--- START OF Extracted entries ---
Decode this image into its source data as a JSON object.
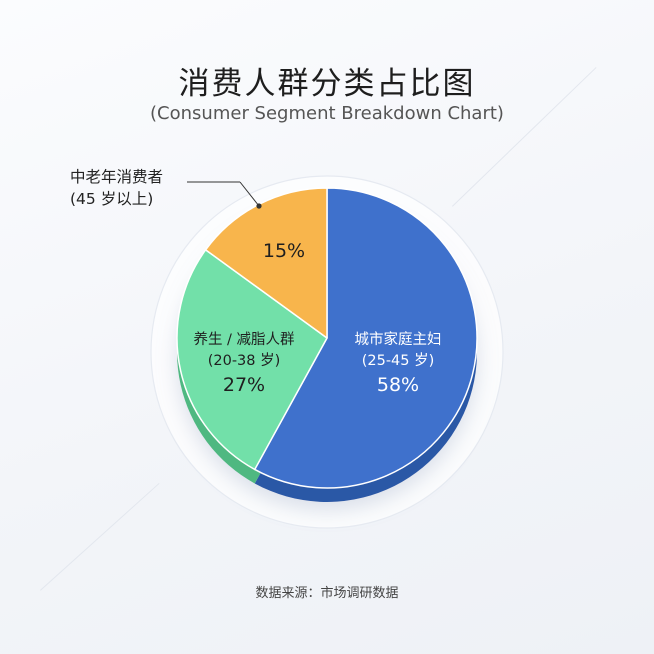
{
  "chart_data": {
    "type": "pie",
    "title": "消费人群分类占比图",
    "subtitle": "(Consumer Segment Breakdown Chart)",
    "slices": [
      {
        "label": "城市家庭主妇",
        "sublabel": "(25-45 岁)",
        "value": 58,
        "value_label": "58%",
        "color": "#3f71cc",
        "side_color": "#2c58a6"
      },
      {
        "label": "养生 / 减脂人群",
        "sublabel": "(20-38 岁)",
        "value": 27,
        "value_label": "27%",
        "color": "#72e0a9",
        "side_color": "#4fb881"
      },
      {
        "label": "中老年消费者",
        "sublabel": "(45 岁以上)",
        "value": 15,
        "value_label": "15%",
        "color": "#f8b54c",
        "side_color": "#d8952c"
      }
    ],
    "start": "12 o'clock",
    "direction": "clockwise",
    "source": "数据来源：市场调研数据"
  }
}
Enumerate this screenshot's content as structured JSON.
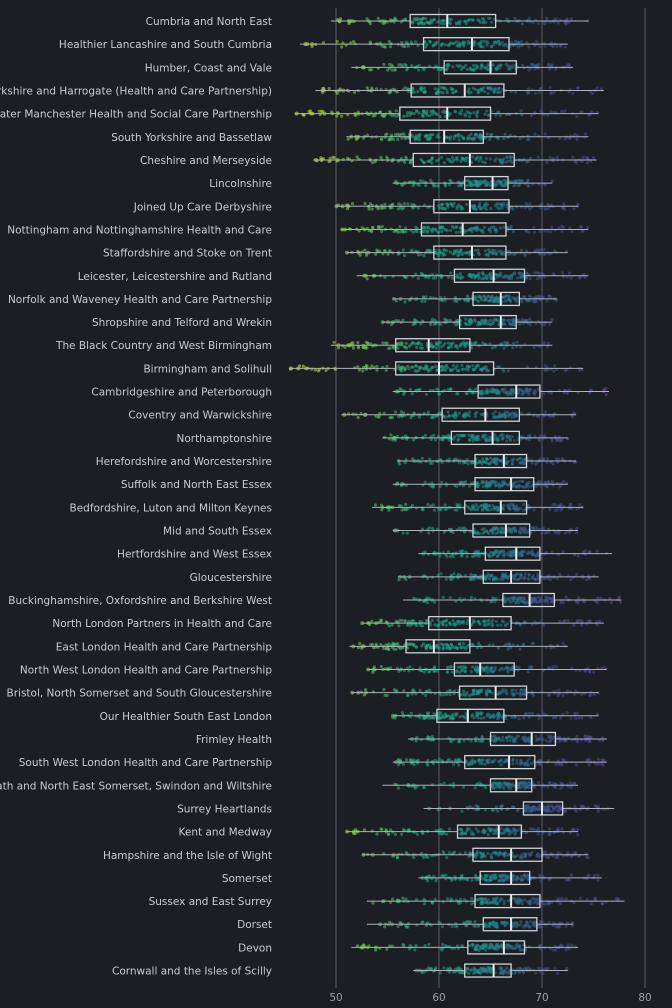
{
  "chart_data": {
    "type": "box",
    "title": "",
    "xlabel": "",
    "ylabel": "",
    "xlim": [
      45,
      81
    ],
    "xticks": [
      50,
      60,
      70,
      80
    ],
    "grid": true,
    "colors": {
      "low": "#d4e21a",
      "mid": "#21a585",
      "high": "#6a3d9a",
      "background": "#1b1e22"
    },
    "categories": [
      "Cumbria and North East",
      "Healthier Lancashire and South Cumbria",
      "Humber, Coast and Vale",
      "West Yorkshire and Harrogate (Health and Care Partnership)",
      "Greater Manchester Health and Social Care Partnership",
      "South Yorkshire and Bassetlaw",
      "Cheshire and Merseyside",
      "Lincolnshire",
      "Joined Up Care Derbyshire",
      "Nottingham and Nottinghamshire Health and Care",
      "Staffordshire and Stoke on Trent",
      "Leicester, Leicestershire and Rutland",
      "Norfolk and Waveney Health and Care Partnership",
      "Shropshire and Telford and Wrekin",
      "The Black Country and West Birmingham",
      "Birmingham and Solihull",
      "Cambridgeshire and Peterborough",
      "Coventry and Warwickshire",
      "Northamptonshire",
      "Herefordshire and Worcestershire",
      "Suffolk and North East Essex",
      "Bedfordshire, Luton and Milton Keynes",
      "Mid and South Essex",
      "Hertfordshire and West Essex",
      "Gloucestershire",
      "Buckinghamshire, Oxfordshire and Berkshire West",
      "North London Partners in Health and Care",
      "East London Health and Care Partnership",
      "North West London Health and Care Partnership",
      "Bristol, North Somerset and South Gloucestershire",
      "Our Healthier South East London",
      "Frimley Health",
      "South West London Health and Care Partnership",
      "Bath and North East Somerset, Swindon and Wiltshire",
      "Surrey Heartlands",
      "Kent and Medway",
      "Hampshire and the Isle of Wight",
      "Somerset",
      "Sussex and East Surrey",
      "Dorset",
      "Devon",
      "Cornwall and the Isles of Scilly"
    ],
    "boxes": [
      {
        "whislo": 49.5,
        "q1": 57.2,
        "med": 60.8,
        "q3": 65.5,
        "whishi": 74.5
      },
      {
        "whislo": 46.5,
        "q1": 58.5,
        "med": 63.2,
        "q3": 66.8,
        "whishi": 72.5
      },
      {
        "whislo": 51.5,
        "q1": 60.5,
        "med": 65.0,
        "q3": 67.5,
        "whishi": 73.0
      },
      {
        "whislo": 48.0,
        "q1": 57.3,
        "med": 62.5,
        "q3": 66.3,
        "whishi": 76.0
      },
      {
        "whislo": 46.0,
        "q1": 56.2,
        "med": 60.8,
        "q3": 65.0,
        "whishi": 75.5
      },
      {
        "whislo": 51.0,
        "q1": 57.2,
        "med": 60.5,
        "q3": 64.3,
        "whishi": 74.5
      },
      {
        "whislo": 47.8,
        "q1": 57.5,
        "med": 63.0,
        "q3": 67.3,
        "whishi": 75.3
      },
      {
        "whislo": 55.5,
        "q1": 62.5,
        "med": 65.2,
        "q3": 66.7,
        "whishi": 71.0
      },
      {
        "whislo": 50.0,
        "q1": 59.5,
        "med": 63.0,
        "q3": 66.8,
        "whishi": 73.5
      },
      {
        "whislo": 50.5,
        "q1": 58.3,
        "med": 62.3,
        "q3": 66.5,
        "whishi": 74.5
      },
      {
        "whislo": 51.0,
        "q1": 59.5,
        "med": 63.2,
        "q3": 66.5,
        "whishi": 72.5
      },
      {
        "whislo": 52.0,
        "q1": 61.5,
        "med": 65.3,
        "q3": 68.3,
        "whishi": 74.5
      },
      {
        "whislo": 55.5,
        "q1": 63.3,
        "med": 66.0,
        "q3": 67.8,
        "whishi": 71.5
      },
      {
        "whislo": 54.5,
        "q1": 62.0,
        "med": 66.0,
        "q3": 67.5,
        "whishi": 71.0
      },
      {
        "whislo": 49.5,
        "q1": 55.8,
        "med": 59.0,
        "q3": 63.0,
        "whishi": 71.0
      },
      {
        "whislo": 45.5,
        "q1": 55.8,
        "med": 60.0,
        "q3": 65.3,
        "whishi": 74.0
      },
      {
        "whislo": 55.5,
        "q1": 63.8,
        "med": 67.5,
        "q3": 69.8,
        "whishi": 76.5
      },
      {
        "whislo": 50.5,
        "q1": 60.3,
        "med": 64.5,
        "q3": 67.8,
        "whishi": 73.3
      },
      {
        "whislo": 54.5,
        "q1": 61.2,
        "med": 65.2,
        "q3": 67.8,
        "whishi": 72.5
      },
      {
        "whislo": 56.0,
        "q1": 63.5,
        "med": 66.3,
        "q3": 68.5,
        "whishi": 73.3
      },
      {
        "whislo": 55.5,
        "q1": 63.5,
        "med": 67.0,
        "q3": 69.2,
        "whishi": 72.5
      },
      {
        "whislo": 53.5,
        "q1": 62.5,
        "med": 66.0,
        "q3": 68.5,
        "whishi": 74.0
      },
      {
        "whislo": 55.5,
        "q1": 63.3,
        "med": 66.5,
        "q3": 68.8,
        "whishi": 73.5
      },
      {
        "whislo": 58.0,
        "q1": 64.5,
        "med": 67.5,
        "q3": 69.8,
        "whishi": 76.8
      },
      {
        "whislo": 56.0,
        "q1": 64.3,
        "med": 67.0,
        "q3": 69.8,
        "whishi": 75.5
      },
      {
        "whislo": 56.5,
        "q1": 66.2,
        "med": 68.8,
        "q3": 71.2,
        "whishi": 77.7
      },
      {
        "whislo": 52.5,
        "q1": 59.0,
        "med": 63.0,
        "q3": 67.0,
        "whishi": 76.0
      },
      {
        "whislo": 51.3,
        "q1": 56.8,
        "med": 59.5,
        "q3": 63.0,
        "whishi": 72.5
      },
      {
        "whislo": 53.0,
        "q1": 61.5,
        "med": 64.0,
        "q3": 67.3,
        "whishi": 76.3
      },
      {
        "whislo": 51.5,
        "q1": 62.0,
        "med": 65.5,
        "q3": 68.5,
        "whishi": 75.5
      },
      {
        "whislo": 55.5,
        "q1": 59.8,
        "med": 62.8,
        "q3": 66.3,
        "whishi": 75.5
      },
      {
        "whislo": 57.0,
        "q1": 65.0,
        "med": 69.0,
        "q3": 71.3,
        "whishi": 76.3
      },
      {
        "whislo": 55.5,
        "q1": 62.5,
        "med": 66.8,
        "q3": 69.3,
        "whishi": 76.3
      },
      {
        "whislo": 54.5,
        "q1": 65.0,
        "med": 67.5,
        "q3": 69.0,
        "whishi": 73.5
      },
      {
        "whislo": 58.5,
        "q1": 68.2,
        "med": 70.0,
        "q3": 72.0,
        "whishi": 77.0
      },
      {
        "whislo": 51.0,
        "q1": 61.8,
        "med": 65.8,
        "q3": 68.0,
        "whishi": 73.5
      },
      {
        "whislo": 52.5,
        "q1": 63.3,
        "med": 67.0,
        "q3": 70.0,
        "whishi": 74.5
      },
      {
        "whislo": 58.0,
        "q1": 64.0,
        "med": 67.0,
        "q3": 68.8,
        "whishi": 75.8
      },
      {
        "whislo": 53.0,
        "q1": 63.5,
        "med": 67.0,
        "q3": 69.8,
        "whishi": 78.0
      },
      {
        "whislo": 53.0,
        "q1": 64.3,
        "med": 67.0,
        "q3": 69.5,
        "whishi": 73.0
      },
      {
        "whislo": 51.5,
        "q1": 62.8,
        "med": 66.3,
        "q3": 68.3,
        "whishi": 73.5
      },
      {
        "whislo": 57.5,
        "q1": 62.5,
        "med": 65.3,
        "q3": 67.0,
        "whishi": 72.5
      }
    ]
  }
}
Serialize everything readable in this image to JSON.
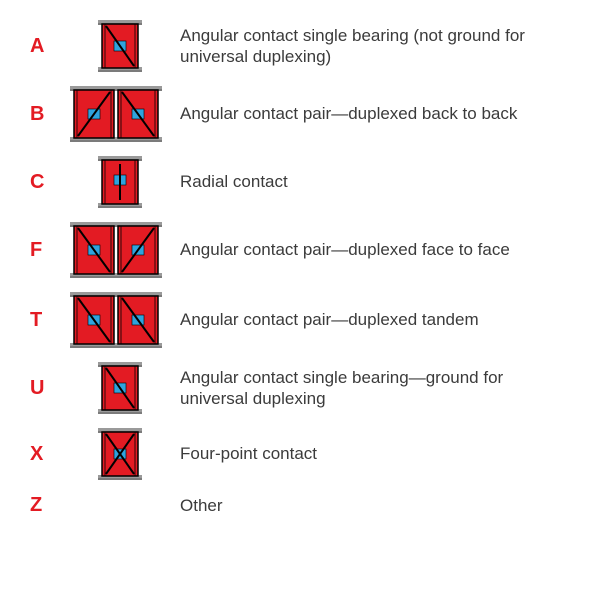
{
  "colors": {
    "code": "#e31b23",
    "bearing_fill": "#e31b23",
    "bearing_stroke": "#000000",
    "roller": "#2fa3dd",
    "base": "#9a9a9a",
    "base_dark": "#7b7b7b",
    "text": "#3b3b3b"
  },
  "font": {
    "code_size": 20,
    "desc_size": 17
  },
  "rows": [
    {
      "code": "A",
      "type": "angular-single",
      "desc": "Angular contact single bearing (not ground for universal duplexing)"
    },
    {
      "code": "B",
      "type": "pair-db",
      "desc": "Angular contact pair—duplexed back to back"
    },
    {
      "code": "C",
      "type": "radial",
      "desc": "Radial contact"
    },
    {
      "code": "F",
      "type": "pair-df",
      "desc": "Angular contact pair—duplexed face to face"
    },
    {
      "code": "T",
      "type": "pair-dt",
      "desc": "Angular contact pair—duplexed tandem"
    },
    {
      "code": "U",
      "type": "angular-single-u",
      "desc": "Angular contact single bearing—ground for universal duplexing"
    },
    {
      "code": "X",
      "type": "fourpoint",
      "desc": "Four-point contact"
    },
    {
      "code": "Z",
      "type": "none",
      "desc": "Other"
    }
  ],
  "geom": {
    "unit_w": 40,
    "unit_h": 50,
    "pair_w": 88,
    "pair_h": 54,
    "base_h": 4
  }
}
--- END OF Extracted entries ---
▸ **Written instruction**
Copy only this, please: the line with "Serialize everything readable" and every line after it through the end of the data, with no pictures.

▸ **Solution for this task**
Serialize everything readable in this image to JSON.
{
  "colors": {
    "code": "#e31b23",
    "bearing_fill": "#e31b23",
    "bearing_stroke": "#000000",
    "roller": "#2fa3dd",
    "base": "#9a9a9a",
    "base_dark": "#7b7b7b",
    "text": "#3b3b3b"
  },
  "font": {
    "code_size": 20,
    "desc_size": 17
  },
  "rows": [
    {
      "code": "A",
      "type": "angular-single",
      "desc": "Angular contact single bearing (not ground for universal duplexing)"
    },
    {
      "code": "B",
      "type": "pair-db",
      "desc": "Angular contact pair—duplexed back to back"
    },
    {
      "code": "C",
      "type": "radial",
      "desc": "Radial contact"
    },
    {
      "code": "F",
      "type": "pair-df",
      "desc": "Angular contact pair—duplexed face to face"
    },
    {
      "code": "T",
      "type": "pair-dt",
      "desc": "Angular contact pair—duplexed tandem"
    },
    {
      "code": "U",
      "type": "angular-single-u",
      "desc": "Angular contact single bearing—ground for universal duplexing"
    },
    {
      "code": "X",
      "type": "fourpoint",
      "desc": "Four-point contact"
    },
    {
      "code": "Z",
      "type": "none",
      "desc": "Other"
    }
  ],
  "geom": {
    "unit_w": 40,
    "unit_h": 50,
    "pair_w": 88,
    "pair_h": 54,
    "base_h": 4
  }
}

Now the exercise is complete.